[Stored data entries]
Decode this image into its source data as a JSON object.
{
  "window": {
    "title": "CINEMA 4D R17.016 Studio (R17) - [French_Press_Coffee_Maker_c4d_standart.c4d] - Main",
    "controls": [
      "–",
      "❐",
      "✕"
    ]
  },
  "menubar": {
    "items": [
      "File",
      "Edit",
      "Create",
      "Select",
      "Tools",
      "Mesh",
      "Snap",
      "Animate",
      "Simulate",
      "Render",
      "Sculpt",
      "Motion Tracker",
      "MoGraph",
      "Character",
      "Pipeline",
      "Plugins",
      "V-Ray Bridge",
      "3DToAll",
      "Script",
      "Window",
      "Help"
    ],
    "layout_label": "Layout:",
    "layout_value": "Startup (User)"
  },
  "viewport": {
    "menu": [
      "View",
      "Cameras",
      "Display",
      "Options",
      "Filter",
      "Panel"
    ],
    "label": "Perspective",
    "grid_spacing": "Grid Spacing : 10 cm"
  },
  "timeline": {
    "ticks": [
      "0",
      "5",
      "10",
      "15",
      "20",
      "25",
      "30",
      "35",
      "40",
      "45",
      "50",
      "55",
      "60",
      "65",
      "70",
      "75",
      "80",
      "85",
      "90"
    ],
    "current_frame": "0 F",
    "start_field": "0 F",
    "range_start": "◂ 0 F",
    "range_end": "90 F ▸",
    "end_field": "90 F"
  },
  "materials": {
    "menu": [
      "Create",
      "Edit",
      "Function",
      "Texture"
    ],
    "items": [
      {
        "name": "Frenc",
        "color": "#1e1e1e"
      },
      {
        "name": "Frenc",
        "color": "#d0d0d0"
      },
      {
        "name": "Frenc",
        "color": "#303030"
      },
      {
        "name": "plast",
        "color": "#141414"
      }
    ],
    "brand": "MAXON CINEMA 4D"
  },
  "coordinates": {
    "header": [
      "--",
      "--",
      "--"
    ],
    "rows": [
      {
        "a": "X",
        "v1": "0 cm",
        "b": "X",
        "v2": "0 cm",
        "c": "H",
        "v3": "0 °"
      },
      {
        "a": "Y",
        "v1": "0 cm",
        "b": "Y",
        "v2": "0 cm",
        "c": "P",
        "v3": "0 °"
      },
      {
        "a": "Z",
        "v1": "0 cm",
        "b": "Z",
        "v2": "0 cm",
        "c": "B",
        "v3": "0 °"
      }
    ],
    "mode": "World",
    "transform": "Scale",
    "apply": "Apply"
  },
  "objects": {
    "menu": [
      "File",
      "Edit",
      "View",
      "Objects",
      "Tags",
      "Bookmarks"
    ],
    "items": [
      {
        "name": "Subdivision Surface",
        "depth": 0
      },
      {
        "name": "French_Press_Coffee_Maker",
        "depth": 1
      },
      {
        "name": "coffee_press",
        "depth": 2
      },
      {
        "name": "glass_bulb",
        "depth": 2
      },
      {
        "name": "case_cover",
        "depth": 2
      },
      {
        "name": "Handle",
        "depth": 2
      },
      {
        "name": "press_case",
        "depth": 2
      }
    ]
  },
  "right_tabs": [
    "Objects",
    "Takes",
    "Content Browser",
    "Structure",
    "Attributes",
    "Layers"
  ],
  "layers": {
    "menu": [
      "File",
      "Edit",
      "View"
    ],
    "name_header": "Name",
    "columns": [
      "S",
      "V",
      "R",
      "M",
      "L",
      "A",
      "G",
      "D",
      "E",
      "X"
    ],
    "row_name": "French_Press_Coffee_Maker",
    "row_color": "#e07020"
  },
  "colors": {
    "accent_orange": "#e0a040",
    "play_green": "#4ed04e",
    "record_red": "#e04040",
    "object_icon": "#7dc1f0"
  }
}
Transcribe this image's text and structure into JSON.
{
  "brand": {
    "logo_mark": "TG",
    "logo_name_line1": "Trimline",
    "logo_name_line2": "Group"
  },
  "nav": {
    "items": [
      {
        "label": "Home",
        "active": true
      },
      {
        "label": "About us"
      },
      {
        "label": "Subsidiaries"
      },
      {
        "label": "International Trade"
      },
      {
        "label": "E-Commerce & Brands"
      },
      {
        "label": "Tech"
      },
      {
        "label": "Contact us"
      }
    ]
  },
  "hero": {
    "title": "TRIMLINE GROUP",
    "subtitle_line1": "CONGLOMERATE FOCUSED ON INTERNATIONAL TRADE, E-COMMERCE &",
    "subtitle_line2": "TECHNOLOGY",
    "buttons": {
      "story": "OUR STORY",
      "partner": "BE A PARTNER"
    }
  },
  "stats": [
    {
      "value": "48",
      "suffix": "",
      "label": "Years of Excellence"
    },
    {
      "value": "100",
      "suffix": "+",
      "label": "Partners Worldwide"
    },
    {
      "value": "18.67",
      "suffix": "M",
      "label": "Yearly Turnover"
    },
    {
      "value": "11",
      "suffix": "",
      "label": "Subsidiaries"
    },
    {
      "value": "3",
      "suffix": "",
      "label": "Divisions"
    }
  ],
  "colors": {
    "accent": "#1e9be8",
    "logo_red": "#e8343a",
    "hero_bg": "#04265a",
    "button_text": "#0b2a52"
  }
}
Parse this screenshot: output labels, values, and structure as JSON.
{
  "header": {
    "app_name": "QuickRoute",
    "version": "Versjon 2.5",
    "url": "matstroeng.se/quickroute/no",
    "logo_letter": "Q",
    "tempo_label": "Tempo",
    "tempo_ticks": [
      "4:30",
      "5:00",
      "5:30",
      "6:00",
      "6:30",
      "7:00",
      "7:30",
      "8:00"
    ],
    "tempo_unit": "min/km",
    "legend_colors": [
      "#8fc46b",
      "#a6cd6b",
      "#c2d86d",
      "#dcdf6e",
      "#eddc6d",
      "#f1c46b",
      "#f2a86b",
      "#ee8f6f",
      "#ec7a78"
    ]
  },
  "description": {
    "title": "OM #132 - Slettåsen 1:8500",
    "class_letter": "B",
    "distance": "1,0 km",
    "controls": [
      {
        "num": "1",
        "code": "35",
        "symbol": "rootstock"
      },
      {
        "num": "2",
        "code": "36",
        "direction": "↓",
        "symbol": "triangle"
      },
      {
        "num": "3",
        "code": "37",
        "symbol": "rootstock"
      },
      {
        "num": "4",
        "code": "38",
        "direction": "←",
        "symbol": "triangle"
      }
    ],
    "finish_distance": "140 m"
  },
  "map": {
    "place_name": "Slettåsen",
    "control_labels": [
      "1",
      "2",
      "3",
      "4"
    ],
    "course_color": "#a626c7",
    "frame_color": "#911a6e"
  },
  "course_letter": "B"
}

> YOUR GOAL
All of the lines above must be returned exactly.

> ANSWER TO THIS PROBLEM
Decode this image into its source data as a JSON object.
{
  "window": {
    "title": "CINEMA 4D R17.016 Studio (R17) - [French_Press_Coffee_Maker_c4d_standart.c4d] - Main",
    "controls": [
      "–",
      "❐",
      "✕"
    ]
  },
  "menubar": {
    "items": [
      "File",
      "Edit",
      "Create",
      "Select",
      "Tools",
      "Mesh",
      "Snap",
      "Animate",
      "Simulate",
      "Render",
      "Sculpt",
      "Motion Tracker",
      "MoGraph",
      "Character",
      "Pipeline",
      "Plugins",
      "V-Ray Bridge",
      "3DToAll",
      "Script",
      "Window",
      "Help"
    ],
    "layout_label": "Layout:",
    "layout_value": "Startup (User)"
  },
  "viewport": {
    "menu": [
      "View",
      "Cameras",
      "Display",
      "Options",
      "Filter",
      "Panel"
    ],
    "label": "Perspective",
    "grid_spacing": "Grid Spacing : 10 cm"
  },
  "timeline": {
    "ticks": [
      "0",
      "5",
      "10",
      "15",
      "20",
      "25",
      "30",
      "35",
      "40",
      "45",
      "50",
      "55",
      "60",
      "65",
      "70",
      "75",
      "80",
      "85",
      "90"
    ],
    "current_frame": "0 F",
    "start_field": "0 F",
    "range_start": "◂ 0 F",
    "range_end": "90 F ▸",
    "end_field": "90 F"
  },
  "materials": {
    "menu": [
      "Create",
      "Edit",
      "Function",
      "Texture"
    ],
    "items": [
      {
        "name": "Frenc",
        "color": "#1e1e1e"
      },
      {
        "name": "Frenc",
        "color": "#d0d0d0"
      },
      {
        "name": "Frenc",
        "color": "#303030"
      },
      {
        "name": "plast",
        "color": "#141414"
      }
    ],
    "brand": "MAXON CINEMA 4D"
  },
  "coordinates": {
    "header": [
      "--",
      "--",
      "--"
    ],
    "rows": [
      {
        "a": "X",
        "v1": "0 cm",
        "b": "X",
        "v2": "0 cm",
        "c": "H",
        "v3": "0 °"
      },
      {
        "a": "Y",
        "v1": "0 cm",
        "b": "Y",
        "v2": "0 cm",
        "c": "P",
        "v3": "0 °"
      },
      {
        "a": "Z",
        "v1": "0 cm",
        "b": "Z",
        "v2": "0 cm",
        "c": "B",
        "v3": "0 °"
      }
    ],
    "mode": "World",
    "transform": "Scale",
    "apply": "Apply"
  },
  "objects": {
    "menu": [
      "File",
      "Edit",
      "View",
      "Objects",
      "Tags",
      "Bookmarks"
    ],
    "items": [
      {
        "name": "Subdivision Surface",
        "depth": 0
      },
      {
        "name": "French_Press_Coffee_Maker",
        "depth": 1
      },
      {
        "name": "coffee_press",
        "depth": 2
      },
      {
        "name": "glass_bulb",
        "depth": 2
      },
      {
        "name": "case_cover",
        "depth": 2
      },
      {
        "name": "Handle",
        "depth": 2
      },
      {
        "name": "press_case",
        "depth": 2
      }
    ]
  },
  "right_tabs": [
    "Objects",
    "Takes",
    "Content Browser",
    "Structure",
    "Attributes",
    "Layers"
  ],
  "layers": {
    "menu": [
      "File",
      "Edit",
      "View"
    ],
    "name_header": "Name",
    "columns": [
      "S",
      "V",
      "R",
      "M",
      "L",
      "A",
      "G",
      "D",
      "E",
      "X"
    ],
    "row_name": "French_Press_Coffee_Maker",
    "row_color": "#e07020"
  },
  "colors": {
    "accent_orange": "#e0a040",
    "play_green": "#4ed04e",
    "record_red": "#e04040",
    "object_icon": "#7dc1f0"
  }
}
Transcribe this image's text and structure into JSON.
{
  "brand": {
    "logo_mark": "TG",
    "logo_name_line1": "Trimline",
    "logo_name_line2": "Group"
  },
  "nav": {
    "items": [
      {
        "label": "Home",
        "active": true
      },
      {
        "label": "About us"
      },
      {
        "label": "Subsidiaries"
      },
      {
        "label": "International Trade"
      },
      {
        "label": "E-Commerce & Brands"
      },
      {
        "label": "Tech"
      },
      {
        "label": "Contact us"
      }
    ]
  },
  "hero": {
    "title": "TRIMLINE GROUP",
    "subtitle_line1": "CONGLOMERATE FOCUSED ON INTERNATIONAL TRADE, E-COMMERCE &",
    "subtitle_line2": "TECHNOLOGY",
    "buttons": {
      "story": "OUR STORY",
      "partner": "BE A PARTNER"
    }
  },
  "stats": [
    {
      "value": "48",
      "suffix": "",
      "label": "Years of Excellence"
    },
    {
      "value": "100",
      "suffix": "+",
      "label": "Partners Worldwide"
    },
    {
      "value": "18.67",
      "suffix": "M",
      "label": "Yearly Turnover"
    },
    {
      "value": "11",
      "suffix": "",
      "label": "Subsidiaries"
    },
    {
      "value": "3",
      "suffix": "",
      "label": "Divisions"
    }
  ],
  "colors": {
    "accent": "#1e9be8",
    "logo_red": "#e8343a",
    "hero_bg": "#04265a",
    "button_text": "#0b2a52"
  }
}
Parse this screenshot: output labels, values, and structure as JSON.
{
  "header": {
    "app_name": "QuickRoute",
    "version": "Versjon 2.5",
    "url": "matstroeng.se/quickroute/no",
    "logo_letter": "Q",
    "tempo_label": "Tempo",
    "tempo_ticks": [
      "4:30",
      "5:00",
      "5:30",
      "6:00",
      "6:30",
      "7:00",
      "7:30",
      "8:00"
    ],
    "tempo_unit": "min/km",
    "legend_colors": [
      "#8fc46b",
      "#a6cd6b",
      "#c2d86d",
      "#dcdf6e",
      "#eddc6d",
      "#f1c46b",
      "#f2a86b",
      "#ee8f6f",
      "#ec7a78"
    ]
  },
  "description": {
    "title": "OM #132 - Slettåsen 1:8500",
    "class_letter": "B",
    "distance": "1,0 km",
    "controls": [
      {
        "num": "1",
        "code": "35",
        "symbol": "rootstock"
      },
      {
        "num": "2",
        "code": "36",
        "direction": "↓",
        "symbol": "triangle"
      },
      {
        "num": "3",
        "code": "37",
        "symbol": "rootstock"
      },
      {
        "num": "4",
        "code": "38",
        "direction": "←",
        "symbol": "triangle"
      }
    ],
    "finish_distance": "140 m"
  },
  "map": {
    "place_name": "Slettåsen",
    "control_labels": [
      "1",
      "2",
      "3",
      "4"
    ],
    "course_color": "#a626c7",
    "frame_color": "#911a6e"
  },
  "course_letter": "B"
}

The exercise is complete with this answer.